== Supplied material ==
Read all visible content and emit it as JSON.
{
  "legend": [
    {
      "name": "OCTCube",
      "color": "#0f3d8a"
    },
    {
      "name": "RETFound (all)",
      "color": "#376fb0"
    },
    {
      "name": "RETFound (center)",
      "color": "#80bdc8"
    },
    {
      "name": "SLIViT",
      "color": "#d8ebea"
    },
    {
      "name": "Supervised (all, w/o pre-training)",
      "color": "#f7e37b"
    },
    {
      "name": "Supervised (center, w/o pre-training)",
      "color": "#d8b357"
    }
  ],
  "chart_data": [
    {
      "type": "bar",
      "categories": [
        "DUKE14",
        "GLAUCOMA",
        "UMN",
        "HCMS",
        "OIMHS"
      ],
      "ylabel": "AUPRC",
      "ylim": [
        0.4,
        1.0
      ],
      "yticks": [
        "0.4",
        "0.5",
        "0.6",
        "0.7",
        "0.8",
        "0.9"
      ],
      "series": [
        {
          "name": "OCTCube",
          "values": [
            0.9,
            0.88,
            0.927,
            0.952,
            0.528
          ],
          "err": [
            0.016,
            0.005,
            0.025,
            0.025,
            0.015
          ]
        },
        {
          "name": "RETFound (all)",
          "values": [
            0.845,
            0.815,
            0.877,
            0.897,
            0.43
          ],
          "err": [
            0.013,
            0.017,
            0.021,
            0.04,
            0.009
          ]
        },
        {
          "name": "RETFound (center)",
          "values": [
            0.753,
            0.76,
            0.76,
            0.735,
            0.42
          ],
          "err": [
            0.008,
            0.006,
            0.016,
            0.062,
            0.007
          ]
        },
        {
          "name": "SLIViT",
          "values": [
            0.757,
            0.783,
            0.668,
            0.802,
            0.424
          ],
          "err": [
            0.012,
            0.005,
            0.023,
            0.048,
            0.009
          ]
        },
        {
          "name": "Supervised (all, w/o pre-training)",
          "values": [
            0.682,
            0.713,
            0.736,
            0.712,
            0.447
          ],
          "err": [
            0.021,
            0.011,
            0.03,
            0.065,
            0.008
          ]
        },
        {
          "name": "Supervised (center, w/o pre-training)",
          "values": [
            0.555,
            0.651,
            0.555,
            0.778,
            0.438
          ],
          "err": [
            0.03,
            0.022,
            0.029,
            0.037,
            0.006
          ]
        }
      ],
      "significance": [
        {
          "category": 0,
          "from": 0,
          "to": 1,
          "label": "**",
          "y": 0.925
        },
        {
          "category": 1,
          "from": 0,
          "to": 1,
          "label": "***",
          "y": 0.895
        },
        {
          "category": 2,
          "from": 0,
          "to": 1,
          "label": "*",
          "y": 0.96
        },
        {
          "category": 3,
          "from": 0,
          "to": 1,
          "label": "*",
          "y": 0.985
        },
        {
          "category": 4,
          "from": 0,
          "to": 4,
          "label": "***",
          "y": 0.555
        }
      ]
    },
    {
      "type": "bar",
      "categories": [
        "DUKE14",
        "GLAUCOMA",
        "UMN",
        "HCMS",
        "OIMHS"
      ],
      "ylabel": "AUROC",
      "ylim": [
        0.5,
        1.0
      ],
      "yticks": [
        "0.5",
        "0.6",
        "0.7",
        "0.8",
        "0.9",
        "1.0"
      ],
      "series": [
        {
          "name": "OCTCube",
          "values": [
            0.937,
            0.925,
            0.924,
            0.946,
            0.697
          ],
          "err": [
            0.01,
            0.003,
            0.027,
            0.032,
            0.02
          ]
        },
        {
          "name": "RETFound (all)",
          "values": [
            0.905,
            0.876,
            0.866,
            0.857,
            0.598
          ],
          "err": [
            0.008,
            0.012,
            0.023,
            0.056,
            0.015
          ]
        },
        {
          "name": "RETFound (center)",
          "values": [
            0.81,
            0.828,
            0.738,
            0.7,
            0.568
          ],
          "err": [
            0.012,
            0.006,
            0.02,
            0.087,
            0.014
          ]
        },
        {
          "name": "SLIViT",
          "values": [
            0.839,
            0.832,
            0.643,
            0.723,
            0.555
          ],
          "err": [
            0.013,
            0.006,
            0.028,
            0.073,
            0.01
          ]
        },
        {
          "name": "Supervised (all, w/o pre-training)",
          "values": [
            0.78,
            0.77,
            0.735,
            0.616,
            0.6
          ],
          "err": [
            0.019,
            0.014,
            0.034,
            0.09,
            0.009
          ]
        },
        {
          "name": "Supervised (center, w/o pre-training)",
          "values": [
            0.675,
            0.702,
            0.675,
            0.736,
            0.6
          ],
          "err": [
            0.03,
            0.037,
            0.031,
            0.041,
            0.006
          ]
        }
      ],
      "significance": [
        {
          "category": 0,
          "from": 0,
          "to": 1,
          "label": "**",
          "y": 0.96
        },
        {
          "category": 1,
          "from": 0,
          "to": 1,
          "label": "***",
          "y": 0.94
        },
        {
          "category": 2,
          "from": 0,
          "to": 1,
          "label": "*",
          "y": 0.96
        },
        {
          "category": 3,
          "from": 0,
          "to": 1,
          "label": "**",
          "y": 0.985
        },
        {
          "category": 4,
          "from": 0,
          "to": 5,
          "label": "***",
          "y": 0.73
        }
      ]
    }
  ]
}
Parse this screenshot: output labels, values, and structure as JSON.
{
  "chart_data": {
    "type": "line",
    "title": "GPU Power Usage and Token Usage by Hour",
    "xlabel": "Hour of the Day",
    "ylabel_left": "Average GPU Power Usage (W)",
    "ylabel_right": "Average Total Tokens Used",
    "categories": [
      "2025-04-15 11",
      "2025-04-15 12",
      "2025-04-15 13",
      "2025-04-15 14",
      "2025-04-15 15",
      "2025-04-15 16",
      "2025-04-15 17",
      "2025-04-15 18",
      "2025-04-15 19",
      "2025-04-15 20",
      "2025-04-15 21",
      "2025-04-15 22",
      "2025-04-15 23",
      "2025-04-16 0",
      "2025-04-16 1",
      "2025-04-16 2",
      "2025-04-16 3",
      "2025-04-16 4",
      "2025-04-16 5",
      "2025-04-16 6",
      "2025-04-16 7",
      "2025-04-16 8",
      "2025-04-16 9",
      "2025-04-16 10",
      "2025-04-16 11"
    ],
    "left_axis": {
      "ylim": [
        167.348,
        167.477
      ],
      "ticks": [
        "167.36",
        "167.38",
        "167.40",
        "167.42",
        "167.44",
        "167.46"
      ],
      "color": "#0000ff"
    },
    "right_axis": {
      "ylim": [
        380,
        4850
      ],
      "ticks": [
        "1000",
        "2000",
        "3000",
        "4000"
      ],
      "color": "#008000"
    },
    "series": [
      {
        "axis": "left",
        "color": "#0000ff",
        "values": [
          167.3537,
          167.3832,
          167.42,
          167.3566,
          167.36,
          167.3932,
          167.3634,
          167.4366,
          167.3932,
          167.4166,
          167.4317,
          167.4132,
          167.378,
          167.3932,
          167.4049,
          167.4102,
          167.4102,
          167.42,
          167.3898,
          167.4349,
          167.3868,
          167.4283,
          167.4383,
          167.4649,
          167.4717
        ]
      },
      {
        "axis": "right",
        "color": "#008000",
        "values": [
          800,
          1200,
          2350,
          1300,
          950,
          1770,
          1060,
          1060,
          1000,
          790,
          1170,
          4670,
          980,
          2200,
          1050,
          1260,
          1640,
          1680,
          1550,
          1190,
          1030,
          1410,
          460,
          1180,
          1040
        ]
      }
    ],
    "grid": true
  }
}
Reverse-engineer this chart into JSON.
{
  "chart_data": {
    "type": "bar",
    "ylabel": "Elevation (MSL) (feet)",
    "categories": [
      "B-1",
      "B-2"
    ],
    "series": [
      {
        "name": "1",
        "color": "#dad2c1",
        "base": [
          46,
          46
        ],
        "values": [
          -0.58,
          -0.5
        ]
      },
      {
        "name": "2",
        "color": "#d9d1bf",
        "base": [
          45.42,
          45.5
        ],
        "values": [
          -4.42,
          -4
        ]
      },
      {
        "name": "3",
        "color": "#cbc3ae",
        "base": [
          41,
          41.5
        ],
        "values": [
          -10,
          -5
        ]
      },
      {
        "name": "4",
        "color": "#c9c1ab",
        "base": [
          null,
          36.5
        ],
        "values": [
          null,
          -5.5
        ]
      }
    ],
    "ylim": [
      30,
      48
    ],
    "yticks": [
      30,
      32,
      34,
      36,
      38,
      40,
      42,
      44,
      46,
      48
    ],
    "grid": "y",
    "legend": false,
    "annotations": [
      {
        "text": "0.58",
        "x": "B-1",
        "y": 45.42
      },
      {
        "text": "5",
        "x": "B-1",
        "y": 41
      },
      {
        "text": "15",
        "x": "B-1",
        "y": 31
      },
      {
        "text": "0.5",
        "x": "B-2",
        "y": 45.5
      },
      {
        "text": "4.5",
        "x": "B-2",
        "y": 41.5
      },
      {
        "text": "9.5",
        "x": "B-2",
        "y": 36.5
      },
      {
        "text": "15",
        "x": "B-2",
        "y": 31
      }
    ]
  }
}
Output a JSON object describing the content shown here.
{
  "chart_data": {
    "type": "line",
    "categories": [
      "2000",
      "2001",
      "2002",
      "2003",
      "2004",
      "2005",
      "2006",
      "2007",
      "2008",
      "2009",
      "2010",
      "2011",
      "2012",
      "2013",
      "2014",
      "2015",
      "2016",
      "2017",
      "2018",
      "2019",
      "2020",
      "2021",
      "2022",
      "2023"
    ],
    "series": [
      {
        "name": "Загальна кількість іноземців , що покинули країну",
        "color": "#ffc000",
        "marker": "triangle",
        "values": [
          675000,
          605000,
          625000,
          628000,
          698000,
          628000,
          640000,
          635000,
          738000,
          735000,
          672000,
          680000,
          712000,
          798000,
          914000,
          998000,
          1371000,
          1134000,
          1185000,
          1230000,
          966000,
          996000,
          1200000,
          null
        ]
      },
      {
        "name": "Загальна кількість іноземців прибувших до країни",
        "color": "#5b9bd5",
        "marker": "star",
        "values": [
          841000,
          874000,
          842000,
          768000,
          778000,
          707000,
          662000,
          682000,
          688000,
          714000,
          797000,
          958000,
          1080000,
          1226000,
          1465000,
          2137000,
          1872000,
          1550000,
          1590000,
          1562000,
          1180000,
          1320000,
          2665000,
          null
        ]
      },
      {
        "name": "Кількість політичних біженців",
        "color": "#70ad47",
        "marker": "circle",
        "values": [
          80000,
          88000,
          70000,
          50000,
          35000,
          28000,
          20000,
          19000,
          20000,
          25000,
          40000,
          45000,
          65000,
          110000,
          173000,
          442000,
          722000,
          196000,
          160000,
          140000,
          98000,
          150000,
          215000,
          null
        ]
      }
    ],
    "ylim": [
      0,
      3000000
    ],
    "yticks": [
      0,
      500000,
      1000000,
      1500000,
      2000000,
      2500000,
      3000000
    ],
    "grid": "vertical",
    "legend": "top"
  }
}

== Objective ==
Copy every line from the records above that contains the word "Загальна".

== Exercise result ==
        "name": "Загальна кількість іноземців , що покинули країну",
        "name": "Загальна кількість іноземців прибувших до країни",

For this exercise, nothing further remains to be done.